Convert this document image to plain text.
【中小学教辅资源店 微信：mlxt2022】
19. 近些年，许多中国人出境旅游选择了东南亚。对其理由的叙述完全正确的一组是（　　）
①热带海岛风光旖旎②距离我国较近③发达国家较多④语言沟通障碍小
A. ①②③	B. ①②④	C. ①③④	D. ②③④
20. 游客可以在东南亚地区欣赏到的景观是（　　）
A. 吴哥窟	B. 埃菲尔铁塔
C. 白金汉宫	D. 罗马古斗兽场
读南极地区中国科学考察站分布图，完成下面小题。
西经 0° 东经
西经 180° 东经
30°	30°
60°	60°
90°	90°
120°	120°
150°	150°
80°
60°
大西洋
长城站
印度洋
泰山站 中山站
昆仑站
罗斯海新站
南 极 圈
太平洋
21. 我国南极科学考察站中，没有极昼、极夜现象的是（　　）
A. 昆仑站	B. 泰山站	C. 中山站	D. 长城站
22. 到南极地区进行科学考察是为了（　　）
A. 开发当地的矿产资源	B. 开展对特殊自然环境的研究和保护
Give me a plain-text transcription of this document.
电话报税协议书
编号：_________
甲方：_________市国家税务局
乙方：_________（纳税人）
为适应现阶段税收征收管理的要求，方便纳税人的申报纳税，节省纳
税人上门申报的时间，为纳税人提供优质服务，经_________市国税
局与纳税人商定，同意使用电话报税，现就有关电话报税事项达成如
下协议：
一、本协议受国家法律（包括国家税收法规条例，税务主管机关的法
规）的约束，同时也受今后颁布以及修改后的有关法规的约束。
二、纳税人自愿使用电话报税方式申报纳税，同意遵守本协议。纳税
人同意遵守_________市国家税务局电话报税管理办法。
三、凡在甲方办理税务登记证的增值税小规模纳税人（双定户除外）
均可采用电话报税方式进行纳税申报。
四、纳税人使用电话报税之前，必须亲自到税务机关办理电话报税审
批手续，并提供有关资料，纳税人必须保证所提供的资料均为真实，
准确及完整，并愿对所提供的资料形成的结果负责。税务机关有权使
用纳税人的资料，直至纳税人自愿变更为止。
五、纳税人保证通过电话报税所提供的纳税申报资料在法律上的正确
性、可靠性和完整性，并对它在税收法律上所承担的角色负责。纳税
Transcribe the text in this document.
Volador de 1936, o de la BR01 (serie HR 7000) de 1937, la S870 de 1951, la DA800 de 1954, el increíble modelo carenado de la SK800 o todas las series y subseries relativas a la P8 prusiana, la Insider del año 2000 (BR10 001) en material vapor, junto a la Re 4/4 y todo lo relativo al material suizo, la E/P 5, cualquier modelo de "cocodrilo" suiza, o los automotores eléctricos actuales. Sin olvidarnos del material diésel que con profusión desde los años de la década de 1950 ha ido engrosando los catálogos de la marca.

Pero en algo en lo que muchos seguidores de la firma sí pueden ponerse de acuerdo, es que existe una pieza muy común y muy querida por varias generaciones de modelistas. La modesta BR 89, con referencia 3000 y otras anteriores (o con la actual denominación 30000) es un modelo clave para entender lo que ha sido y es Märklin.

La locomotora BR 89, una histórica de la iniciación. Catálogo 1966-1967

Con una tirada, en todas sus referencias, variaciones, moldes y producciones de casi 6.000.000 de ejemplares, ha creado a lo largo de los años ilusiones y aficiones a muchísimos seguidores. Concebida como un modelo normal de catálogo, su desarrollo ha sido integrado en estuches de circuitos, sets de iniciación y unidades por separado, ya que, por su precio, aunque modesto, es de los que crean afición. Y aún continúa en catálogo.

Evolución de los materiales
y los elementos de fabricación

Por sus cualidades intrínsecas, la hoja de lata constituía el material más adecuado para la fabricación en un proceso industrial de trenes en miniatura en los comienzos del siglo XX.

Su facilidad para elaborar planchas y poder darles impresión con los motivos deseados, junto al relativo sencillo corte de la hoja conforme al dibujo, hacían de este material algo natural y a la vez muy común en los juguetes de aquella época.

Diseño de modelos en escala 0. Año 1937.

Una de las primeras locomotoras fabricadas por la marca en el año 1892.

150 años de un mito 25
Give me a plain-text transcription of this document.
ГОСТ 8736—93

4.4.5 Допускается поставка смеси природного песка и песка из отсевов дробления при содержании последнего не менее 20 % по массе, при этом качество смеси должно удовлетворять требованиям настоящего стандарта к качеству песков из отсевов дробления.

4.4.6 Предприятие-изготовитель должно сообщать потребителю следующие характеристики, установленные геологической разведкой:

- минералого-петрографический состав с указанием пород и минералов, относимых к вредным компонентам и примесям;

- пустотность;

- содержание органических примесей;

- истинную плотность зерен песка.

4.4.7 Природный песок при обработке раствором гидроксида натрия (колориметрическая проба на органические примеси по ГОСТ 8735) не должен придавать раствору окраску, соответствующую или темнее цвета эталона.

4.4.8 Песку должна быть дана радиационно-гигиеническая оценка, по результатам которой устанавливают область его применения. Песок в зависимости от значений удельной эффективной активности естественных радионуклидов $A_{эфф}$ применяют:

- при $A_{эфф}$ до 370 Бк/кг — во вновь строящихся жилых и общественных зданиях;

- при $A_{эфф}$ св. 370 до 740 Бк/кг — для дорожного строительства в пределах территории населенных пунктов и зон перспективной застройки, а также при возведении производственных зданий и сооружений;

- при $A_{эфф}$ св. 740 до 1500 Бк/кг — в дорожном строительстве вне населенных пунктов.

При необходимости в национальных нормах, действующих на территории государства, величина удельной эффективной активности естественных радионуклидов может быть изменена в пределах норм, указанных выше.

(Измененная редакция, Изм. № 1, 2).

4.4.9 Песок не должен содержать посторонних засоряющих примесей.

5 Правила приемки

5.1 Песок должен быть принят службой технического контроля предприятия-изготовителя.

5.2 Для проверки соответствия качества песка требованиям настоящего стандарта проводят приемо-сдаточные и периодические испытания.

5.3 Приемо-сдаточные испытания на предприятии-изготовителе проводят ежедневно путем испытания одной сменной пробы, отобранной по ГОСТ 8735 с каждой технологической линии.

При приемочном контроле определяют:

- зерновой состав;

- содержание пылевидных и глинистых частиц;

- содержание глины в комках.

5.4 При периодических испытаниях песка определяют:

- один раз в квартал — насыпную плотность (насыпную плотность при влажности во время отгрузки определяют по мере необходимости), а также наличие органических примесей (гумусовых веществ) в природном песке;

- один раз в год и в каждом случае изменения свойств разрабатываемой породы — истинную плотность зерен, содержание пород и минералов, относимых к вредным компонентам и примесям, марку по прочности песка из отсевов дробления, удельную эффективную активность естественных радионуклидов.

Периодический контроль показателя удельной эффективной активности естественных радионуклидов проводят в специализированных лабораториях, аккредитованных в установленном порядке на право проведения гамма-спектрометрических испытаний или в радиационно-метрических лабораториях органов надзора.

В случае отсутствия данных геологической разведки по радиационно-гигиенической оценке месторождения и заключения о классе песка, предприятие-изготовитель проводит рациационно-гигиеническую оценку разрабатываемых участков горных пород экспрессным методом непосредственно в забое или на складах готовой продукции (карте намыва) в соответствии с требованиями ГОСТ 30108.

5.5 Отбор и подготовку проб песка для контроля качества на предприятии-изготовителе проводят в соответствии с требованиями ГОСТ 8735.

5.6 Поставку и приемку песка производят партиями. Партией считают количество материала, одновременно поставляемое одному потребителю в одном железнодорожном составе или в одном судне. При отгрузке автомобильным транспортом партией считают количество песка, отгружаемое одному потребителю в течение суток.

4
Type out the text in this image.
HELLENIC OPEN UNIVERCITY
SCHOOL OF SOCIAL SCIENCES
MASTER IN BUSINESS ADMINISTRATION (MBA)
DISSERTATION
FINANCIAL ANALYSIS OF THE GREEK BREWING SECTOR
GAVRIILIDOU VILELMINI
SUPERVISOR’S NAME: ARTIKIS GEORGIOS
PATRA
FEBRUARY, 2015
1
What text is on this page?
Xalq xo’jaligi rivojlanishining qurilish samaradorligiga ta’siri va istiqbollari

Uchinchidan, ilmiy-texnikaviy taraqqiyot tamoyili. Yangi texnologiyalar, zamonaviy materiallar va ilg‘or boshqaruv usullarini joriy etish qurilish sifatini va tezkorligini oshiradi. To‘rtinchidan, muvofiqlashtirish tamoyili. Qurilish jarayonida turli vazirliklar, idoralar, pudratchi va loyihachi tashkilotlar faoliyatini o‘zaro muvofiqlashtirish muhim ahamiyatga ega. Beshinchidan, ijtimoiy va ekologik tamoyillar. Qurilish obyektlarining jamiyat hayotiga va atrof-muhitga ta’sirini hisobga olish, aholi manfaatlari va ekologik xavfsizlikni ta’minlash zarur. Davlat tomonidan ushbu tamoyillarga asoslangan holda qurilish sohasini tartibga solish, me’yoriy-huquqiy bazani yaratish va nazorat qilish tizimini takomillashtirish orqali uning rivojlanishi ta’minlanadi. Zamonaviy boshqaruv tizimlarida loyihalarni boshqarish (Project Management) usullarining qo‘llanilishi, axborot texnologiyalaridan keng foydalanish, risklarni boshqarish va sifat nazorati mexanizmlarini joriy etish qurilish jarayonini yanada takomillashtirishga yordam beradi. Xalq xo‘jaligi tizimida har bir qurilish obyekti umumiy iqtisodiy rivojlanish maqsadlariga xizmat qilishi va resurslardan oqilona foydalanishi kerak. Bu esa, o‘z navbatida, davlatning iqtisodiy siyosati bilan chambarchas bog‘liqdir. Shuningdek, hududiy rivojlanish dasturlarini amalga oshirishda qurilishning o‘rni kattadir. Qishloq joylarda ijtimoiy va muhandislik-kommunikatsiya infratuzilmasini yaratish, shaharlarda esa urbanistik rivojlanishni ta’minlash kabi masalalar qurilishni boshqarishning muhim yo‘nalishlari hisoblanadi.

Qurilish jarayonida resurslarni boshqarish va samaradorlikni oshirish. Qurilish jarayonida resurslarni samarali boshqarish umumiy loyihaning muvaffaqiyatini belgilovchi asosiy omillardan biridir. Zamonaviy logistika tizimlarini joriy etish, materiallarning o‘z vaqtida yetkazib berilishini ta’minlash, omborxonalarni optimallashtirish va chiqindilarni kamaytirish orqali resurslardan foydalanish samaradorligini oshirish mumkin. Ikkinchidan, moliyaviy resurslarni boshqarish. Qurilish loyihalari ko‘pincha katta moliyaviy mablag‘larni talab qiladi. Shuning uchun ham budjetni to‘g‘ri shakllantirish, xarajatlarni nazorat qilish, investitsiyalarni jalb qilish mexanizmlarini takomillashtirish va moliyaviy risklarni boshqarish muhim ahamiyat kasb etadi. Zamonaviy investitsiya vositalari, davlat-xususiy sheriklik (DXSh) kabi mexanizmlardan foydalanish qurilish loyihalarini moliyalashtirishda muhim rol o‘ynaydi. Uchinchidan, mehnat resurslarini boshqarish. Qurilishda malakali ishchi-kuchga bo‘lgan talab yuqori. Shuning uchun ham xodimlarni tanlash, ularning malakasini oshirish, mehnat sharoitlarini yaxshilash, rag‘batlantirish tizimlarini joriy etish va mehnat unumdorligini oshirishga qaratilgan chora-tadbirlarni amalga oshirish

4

TASK PROMPT:
Gather each line from the entries above that includes the word "jaligi".

FINISHED TASK:
Xalq xo’jaligi rivojlanishining qurilish samaradorligiga ta’siri va istiqbollari
Uchinchidan, ilmiy-texnikaviy taraqqiyot tamoyili. Yangi texnologiyalar, zamonaviy materiallar va ilg‘or boshqaruv usullarini joriy etish qurilish sifatini va tezkorligini oshiradi. To‘rtinchidan, muvofiqlashtirish tamoyili. Qurilish jarayonida turli vazirliklar, idoralar, pudratchi va loyihachi tashkilotlar faoliyatini o‘zaro muvofiqlashtirish muhim ahamiyatga ega. Beshinchidan, ijtimoiy va ekologik tamoyillar. Qurilish obyektlarining jamiyat hayotiga va atrof-muhitga ta’sirini hisobga olish, aholi manfaatlari va ekologik xavfsizlikni ta’minlash zarur. Davlat tomonidan ushbu tamoyillarga asoslangan holda qurilish sohasini tartibga solish, me’yoriy-huquqiy bazani yaratish va nazorat qilish tizimini takomillashtirish orqali uning rivojlanishi ta’minlanadi. Zamonaviy boshqaruv tizimlarida loyihalarni boshqarish (Project Management) usullarining qo‘llanilishi, axborot texnologiyalaridan keng foydalanish, risklarni boshqarish va sifat nazorati mexanizmlarini joriy etish qurilish jarayonini yanada takomillashtirishga yordam beradi. Xalq xo‘jaligi tizimida har bir qurilish obyekti umumiy iqtisodiy rivojlanish maqsadlariga xizmat qilishi va resurslardan oqilona foydalanishi kerak. Bu esa, o‘z navbatida, davlatning iqtisodiy siyosati bilan chambarchas bog‘liqdir. Shuningdek, hududiy rivojlanish dasturlarini amalga oshirishda qurilishning o‘rni kattadir. Qishloq joylarda ijtimoiy va muhandislik-kommunikatsiya infratuzilmasini yaratish, shaharlarda esa urbanistik rivojlanishni ta’minlash kabi masalalar qurilishni boshqarishning muhim yo‘nalishlari hisoblanadi.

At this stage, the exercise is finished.